**What the exercise asks**: In the listing below, find every line with the string "Scalability" and pull it out.

— START Extracted entries —

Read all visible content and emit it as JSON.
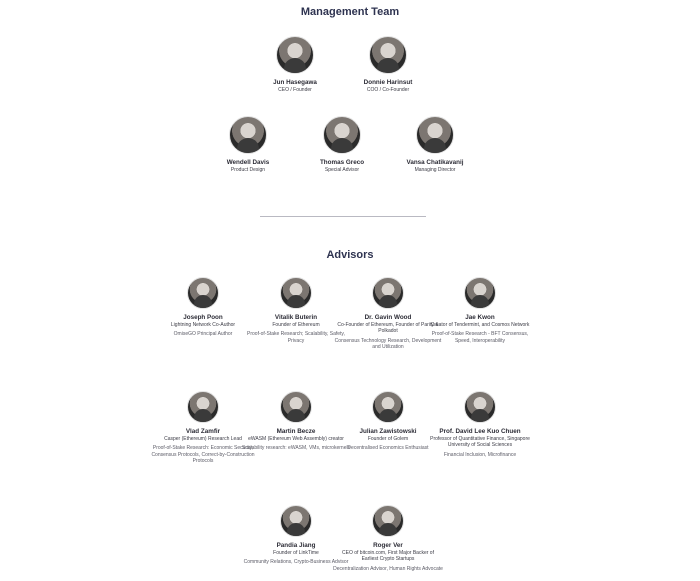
{
  "management": {
    "title": "Management Team",
    "people": [
      {
        "name": "Jun Hasegawa",
        "role": "CEO / Founder"
      },
      {
        "name": "Donnie Harinsut",
        "role": "COO / Co-Founder"
      },
      {
        "name": "Wendell Davis",
        "role": "Product Design"
      },
      {
        "name": "Thomas Greco",
        "role": "Special Advisor"
      },
      {
        "name": "Vansa Chatikavanij",
        "role": "Managing Director"
      }
    ]
  },
  "advisors": {
    "title": "Advisors",
    "people": [
      {
        "name": "Joseph Poon",
        "role": "Lightning Network Co-Author",
        "note": "OmiseGO Principal Author"
      },
      {
        "name": "Vitalik Buterin",
        "role": "Founder of Ethereum",
        "note": "Proof-of-Stake Research; Scalability, Safety, Privacy"
      },
      {
        "name": "Dr. Gavin Wood",
        "role": "Co-Founder of Ethereum, Founder of Parity & Polkadot",
        "note": "Consensus Technology Research, Development and Utilization"
      },
      {
        "name": "Jae Kwon",
        "role": "Creator of Tendermint, and Cosmos Network",
        "note": "Proof-of-Stake Research - BFT Consensus, Speed, Interoperability"
      },
      {
        "name": "Vlad Zamfir",
        "role": "Casper (Ethereum) Research Lead",
        "note": "Proof-of-Stake Research: Economic Security, Consensus Protocols, Correct-by-Construction Protocols"
      },
      {
        "name": "Martin Becze",
        "role": "eWASM (Ethereum Web Assembly) creator",
        "note": "Scalability research: eWASM, VMs, microkernels"
      },
      {
        "name": "Julian Zawistowski",
        "role": "Founder of Golem",
        "note": "Decentralised Economics Enthusiast"
      },
      {
        "name": "Prof. David Lee Kuo Chuen",
        "role": "Professor of Quantitative Finance, Singapore University of Social Sciences",
        "note": "Financial Inclusion, Microfinance"
      },
      {
        "name": "Pandia Jiang",
        "role": "Founder of LinkTime",
        "note": "Community Relations, Crypto-Business Advisor"
      },
      {
        "name": "Roger Ver",
        "role": "CEO of bitcoin.com, First Major Backer of Earliest Crypto Startups",
        "note": "Decentralization Advisor, Human Rights Advocate"
      }
    ]
  }
}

— END Extracted entries —

**Answer in full**:
        "note": "Proof-of-Stake Research; Scalability, Safety, Privacy"
        "note": "Scalability research: eWASM, VMs, microkernels"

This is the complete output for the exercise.